= 抜粋本文 =
★ ★ ★ ★

B石川准『アイデンティティ・ゲーム』から
 愛やヒューマニズムへの服従を障害者役割としてあげている。愛とヒューマニズムゆえの行為は容易に正当化され、疑念をさしはさむ余地のない絶対的な理念であるとする。

C障害者役割からの脱却を目指す運動−青い芝関連の文献から
C−1青い芝による減刑嘆願反対運動(1970年)
 横塚晃一は世間的には障害者は哀れに振る舞うと健常者は納得すると述べる(横塚晃一『母よ!殺すな』すずさわ書店、30頁)。障害者役割を遂行し、社会のアウトサイダーとならないことで障害者は健常者との関係を円滑に結んでいこうとする。しかし彼らは
健常者からの愛やヒューマニズムに基づく行為こそが、障害者の存在を否定することになるということを、この事件によって認識していった。

★ ★ ★ ★

= 作業内容 =
障害者役割と青い芝の運動を論じた抜粋を、最後の文の後から同じ論調で書き進めてください。 次の行は、上の抜粋とは別の出典から取ったものです。

ページレイアウト解析データ:
★ ★ ★ ★

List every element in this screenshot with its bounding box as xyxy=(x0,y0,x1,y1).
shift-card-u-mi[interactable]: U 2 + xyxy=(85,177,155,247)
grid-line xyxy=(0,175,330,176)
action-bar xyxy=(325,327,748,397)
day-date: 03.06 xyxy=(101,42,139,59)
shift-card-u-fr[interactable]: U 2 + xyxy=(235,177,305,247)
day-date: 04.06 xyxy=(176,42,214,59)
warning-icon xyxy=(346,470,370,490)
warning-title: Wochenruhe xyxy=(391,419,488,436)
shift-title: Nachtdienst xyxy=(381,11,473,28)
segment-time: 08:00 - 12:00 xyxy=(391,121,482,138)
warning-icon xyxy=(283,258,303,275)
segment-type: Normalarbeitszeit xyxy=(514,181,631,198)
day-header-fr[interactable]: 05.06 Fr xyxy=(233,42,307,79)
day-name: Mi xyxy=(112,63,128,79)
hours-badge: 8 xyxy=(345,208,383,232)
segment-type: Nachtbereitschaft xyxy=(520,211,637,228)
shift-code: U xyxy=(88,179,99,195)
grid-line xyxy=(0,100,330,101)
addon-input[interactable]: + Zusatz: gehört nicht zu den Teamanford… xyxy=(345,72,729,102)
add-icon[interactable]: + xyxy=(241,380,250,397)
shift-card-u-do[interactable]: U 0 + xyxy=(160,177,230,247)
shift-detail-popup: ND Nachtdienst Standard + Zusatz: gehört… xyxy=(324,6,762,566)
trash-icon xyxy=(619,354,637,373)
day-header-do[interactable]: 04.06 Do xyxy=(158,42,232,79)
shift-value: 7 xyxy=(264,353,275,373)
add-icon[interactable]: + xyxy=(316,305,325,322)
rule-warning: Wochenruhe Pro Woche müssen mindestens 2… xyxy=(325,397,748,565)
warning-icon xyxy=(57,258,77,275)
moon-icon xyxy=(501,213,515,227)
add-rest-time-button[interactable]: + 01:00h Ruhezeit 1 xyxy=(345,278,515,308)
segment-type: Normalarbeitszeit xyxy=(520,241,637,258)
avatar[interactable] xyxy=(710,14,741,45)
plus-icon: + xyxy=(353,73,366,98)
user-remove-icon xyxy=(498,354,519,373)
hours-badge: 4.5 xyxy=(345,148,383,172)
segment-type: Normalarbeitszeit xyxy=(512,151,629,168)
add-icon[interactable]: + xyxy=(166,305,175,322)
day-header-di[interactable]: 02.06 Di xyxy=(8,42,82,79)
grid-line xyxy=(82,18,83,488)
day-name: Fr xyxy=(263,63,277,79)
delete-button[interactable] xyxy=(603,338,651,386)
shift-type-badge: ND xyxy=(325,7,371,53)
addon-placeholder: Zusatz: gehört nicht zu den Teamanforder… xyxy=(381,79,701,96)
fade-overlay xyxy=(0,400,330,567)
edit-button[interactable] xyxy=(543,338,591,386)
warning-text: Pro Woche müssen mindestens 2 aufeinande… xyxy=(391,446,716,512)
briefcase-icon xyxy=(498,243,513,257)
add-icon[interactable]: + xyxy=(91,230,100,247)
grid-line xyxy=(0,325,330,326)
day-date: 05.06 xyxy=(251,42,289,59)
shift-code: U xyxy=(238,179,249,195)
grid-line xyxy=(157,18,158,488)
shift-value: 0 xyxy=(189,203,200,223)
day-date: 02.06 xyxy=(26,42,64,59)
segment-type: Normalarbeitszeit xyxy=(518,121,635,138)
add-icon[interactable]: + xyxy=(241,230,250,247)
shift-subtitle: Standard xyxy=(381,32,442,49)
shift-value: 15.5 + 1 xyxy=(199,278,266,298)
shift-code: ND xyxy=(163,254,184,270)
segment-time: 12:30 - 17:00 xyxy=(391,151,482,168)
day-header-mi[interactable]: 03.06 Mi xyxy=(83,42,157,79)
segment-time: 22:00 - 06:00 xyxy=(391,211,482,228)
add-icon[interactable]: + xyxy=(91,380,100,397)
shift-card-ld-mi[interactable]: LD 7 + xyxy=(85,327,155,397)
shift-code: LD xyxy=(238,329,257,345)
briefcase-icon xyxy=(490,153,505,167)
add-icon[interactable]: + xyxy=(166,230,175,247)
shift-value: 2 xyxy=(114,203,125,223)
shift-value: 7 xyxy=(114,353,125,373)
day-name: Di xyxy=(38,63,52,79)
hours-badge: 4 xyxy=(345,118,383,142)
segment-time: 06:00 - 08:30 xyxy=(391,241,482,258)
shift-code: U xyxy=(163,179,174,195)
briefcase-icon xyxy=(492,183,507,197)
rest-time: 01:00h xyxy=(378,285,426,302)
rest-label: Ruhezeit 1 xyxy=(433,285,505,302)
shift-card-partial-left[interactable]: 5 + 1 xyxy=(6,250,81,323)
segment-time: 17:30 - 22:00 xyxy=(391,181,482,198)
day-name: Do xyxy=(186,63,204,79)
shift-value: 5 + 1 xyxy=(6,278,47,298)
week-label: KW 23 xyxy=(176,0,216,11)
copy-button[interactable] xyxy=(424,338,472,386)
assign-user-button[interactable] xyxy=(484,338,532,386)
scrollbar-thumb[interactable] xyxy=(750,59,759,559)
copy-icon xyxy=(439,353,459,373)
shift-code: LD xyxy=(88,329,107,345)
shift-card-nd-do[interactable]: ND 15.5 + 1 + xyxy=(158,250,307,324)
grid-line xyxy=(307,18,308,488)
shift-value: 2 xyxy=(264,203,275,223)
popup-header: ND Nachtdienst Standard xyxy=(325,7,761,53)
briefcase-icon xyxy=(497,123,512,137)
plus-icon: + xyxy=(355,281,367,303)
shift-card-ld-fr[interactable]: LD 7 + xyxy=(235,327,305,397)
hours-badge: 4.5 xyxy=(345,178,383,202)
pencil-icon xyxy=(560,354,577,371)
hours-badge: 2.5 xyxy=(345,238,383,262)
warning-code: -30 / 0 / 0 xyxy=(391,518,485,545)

★ ★ ★ ★

= 期待される出力 =
→健常者社会への糾弾、脳性マヒ者の世界観の構築
*青い芝の行動綱領
一、我らは自らが脳性マヒ者であることを自覚する。
一、我らは強烈な自己主張を行う。
一、我らは愛と正義を否定する。
一、我らは問題解決の路を選ばない。

C−2健全者幻想
「障害者の意識構造は、障害者以外は全て苦しみも悩みもない完全な人間のように錯覚し、健全者を至上目標にするようにできあがって」おり、「健全者は正しくよいものであり、障害者の存在は間違いなのだからたとえ一歩でも健全者に近づきたい」という意識。
 糾弾の対象とした健全者の価値観を、障害者自身が内面化してしまっている。そのため、健全者から求められる自己のあるべき姿に反発しつつも、完全に反発することは難しかった。


2. ライフヒストリー調査結果
(1) 障害者役割の付与と内面化
Aさん
(養護学校時代の機能訓練についての語りから)
A:「別になんか歩きたいと思ってなかった気がするなあ。だから緊張きつかったから、それを和らげたいなとは思ってたけど。あんまり健常者に近づきたいとか、そういうのあるやんか、それはなかった気がすんねんけどな。」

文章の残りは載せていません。